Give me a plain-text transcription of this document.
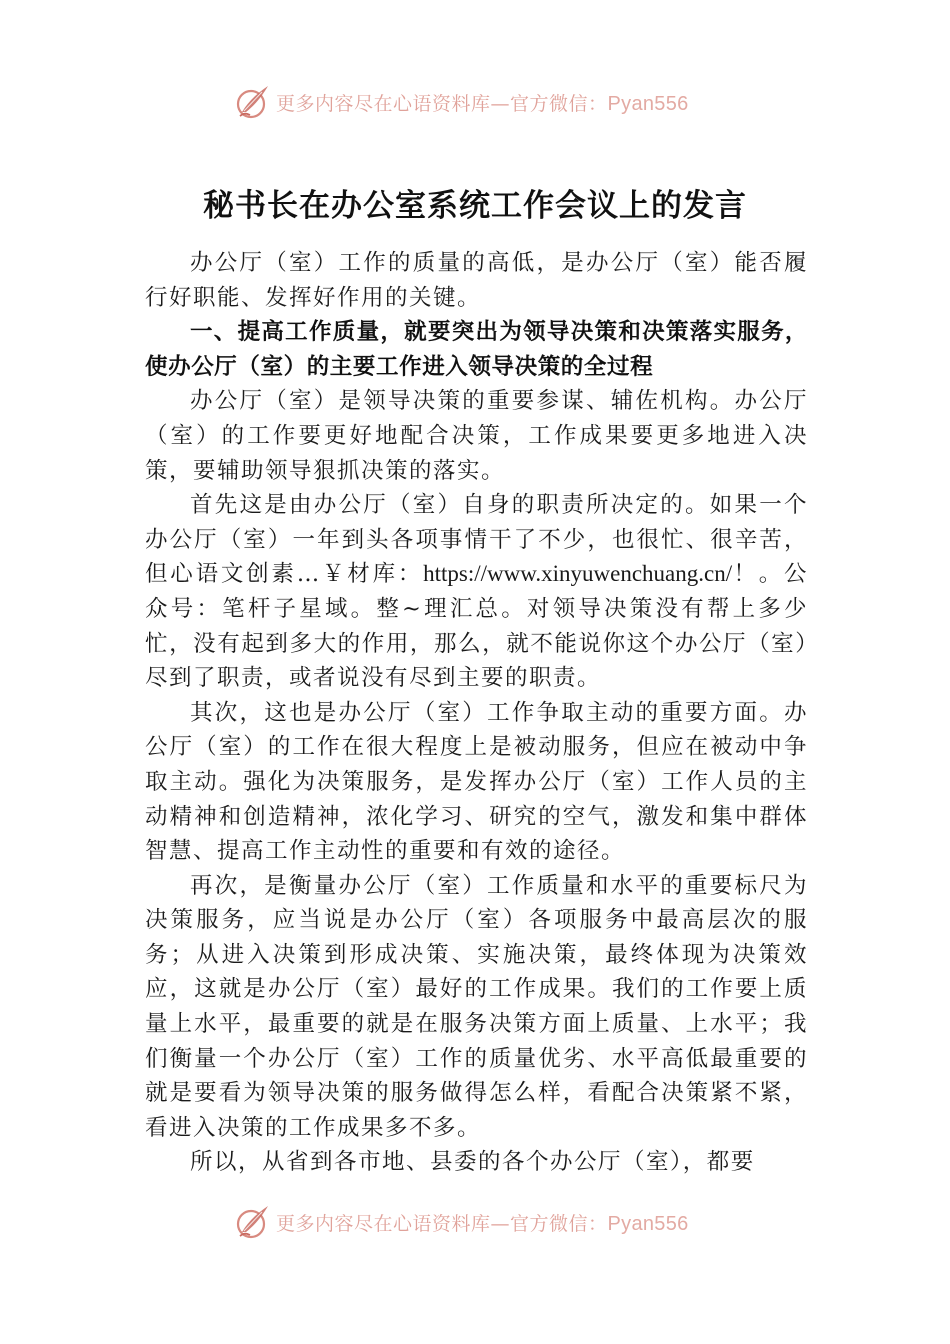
更多内容尽在心语资料库—官方微信：Pyan556
秘书长在办公室系统工作会议上的发言

办公厅（室）工作的质量的高低，是办公厅（室）能否履行好职能、发挥好作用的关键。

一、提高工作质量，就要突出为领导决策和决策落实服务，使办公厅（室）的主要工作进入领导决策的全过程

办公厅（室）是领导决策的重要参谋、辅佐机构。办公厅（室）的工作要更好地配合决策，工作成果要更多地进入决策，要辅助领导狠抓决策的落实。

首先这是由办公厅（室）自身的职责所决定的。如果一个办公厅（室）一年到头各项事情干了不少，也很忙、很辛苦，但心语文创素…￥材库：https://www.xinyuwenchuang.cn/！。公众号：笔杆子星域。整~理汇总。对领导决策没有帮上多少忙，没有起到多大的作用，那么，就不能说你这个办公厅（室）尽到了职责，或者说没有尽到主要的职责。

其次，这也是办公厅（室）工作争取主动的重要方面。办公厅（室）的工作在很大程度上是被动服务，但应在被动中争取主动。强化为决策服务，是发挥办公厅（室）工作人员的主动精神和创造精神，浓化学习、研究的空气，激发和集中群体智慧、提高工作主动性的重要和有效的途径。

再次，是衡量办公厅（室）工作质量和水平的重要标尺为决策服务，应当说是办公厅（室）各项服务中最高层次的服务；从进入决策到形成决策、实施决策，最终体现为决策效应，这就是办公厅（室）最好的工作成果。我们的工作要上质量上水平，最重要的就是在服务决策方面上质量、上水平；我们衡量一个办公厅（室）工作的质量优劣、水平高低最重要的就是要看为领导决策的服务做得怎么样，看配合决策紧不紧，看进入决策的工作成果多不多。

所以，从省到各市地、县委的各个办公厅（室），都要

更多内容尽在心语资料库—官方微信：Pyan556
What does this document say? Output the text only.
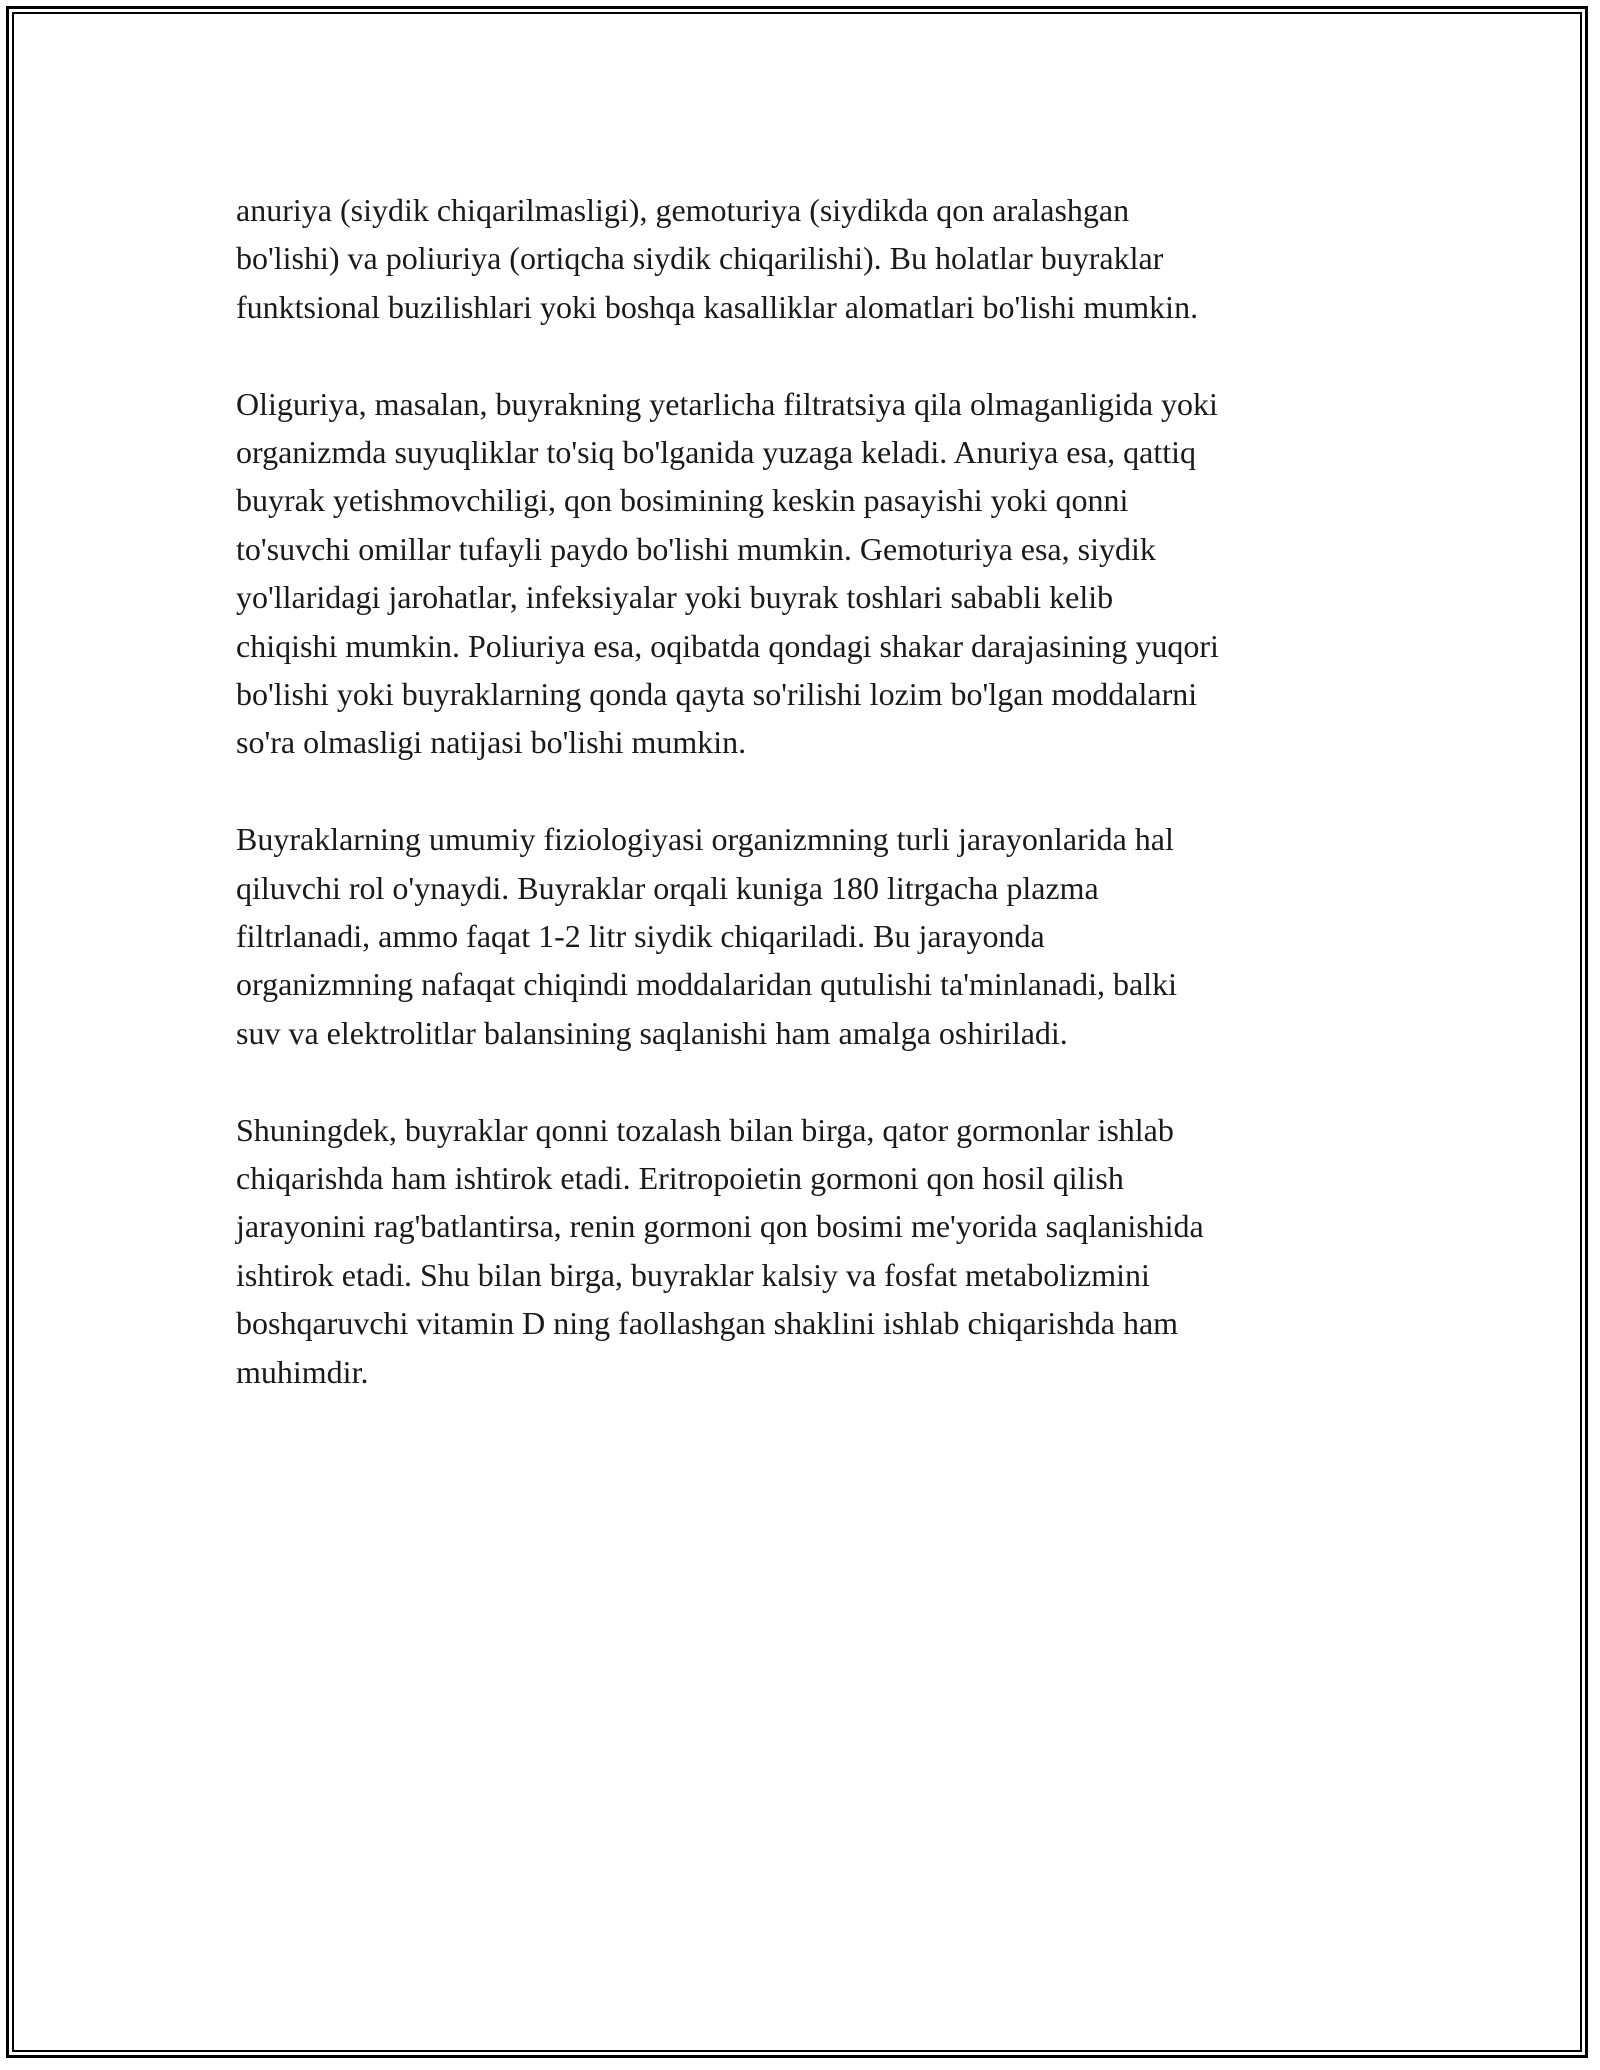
anuriya (siydik chiqarilmasligi), gemoturiya (siydikda qon aralashgan
bo'lishi) va poliuriya (ortiqcha siydik chiqarilishi). Bu holatlar buyraklar
funktsional buzilishlari yoki boshqa kasalliklar alomatlari bo'lishi mumkin.

Oliguriya, masalan, buyrakning yetarlicha filtratsiya qila olmaganligida yoki
organizmda suyuqliklar to'siq bo'lganida yuzaga keladi. Anuriya esa, qattiq
buyrak yetishmovchiligi, qon bosimining keskin pasayishi yoki qonni
to'suvchi omillar tufayli paydo bo'lishi mumkin. Gemoturiya esa, siydik
yo'llaridagi jarohatlar, infeksiyalar yoki buyrak toshlari sababli kelib
chiqishi mumkin. Poliuriya esa, oqibatda qondagi shakar darajasining yuqori
bo'lishi yoki buyraklarning qonda qayta so'rilishi lozim bo'lgan moddalarni
so'ra olmasligi natijasi bo'lishi mumkin.

Buyraklarning umumiy fiziologiyasi organizmning turli jarayonlarida hal
qiluvchi rol o'ynaydi. Buyraklar orqali kuniga 180 litrgacha plazma
filtrlanadi, ammo faqat 1-2 litr siydik chiqariladi. Bu jarayonda
organizmning nafaqat chiqindi moddalaridan qutulishi ta'minlanadi, balki
suv va elektrolitlar balansining saqlanishi ham amalga oshiriladi.

Shuningdek, buyraklar qonni tozalash bilan birga, qator gormonlar ishlab
chiqarishda ham ishtirok etadi. Eritropoietin gormoni qon hosil qilish
jarayonini rag'batlantirsa, renin gormoni qon bosimi me'yorida saqlanishida
ishtirok etadi. Shu bilan birga, buyraklar kalsiy va fosfat metabolizmini
boshqaruvchi vitamin D ning faollashgan shaklini ishlab chiqarishda ham
muhimdir.
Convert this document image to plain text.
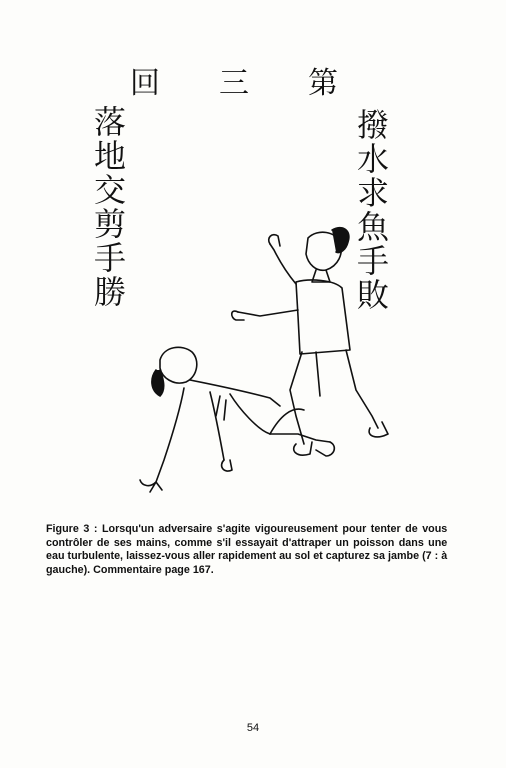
回 三 第
落地交剪手勝	撥水求魚手敗

Figure 3 : Lorsqu'un adversaire s'agite vigoureusement pour tenter de vous contrôler de ses mains, comme s'il essayait d'attraper un poisson dans une eau turbulente, laissez-vous aller rapidement au sol et capturez sa jambe (7 : à gauche). Commentaire page 167.

54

++++++++

What you will do - Look through the listing above and count the lines where the string "ishtirok" appears. Report the number only.

Answer to the task - 2